Task description:
Count the lines below that contain the word "Москва", and reply with that number alone.

Given information:
====

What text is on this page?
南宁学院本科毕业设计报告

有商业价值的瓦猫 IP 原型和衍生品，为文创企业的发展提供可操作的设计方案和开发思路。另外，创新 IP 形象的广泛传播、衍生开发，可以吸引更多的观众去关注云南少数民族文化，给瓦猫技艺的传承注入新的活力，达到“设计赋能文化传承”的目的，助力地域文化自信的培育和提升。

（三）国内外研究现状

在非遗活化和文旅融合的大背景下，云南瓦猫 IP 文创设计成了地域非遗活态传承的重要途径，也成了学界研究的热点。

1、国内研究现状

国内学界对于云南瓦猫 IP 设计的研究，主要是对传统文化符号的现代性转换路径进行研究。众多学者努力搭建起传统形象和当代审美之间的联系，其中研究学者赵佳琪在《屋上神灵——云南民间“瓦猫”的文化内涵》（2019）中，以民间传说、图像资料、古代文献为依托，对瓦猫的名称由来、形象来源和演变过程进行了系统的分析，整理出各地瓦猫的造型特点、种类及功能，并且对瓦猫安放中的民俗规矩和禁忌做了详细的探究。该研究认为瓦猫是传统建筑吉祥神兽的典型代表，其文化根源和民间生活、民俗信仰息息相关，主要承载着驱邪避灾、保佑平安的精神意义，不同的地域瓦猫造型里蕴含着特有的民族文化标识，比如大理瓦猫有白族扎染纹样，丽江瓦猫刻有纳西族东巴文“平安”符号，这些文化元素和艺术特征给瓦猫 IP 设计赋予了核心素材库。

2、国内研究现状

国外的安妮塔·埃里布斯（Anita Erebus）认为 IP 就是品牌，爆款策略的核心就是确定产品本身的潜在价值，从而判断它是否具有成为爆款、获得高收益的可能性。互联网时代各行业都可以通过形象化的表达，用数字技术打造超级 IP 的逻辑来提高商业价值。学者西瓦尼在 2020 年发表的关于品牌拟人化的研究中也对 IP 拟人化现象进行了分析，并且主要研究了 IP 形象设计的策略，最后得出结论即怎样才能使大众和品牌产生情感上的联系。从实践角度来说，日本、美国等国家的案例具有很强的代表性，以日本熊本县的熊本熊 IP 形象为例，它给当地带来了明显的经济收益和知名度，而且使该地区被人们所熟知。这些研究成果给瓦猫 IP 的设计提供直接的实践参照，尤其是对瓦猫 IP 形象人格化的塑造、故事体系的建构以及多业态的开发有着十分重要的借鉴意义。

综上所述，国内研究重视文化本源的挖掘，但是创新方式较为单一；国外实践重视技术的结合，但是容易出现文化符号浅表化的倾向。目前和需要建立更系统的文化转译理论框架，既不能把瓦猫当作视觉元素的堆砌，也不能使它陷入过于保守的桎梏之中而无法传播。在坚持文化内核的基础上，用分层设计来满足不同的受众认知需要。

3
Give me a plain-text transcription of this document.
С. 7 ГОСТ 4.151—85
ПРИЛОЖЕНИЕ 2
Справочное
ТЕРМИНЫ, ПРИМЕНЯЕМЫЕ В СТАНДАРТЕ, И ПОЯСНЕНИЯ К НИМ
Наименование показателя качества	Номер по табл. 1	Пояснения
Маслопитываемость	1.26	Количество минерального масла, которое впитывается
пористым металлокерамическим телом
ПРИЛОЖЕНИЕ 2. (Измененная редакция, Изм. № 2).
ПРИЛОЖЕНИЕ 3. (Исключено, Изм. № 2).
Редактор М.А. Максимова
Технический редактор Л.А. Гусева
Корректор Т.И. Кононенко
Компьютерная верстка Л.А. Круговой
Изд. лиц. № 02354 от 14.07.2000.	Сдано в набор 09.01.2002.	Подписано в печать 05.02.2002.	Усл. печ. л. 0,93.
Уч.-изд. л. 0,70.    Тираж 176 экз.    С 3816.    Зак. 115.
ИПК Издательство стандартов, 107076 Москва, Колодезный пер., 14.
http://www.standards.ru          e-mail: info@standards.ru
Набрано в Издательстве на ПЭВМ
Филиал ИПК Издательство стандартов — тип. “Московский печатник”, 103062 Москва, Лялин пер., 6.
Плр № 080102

====

Task response:
2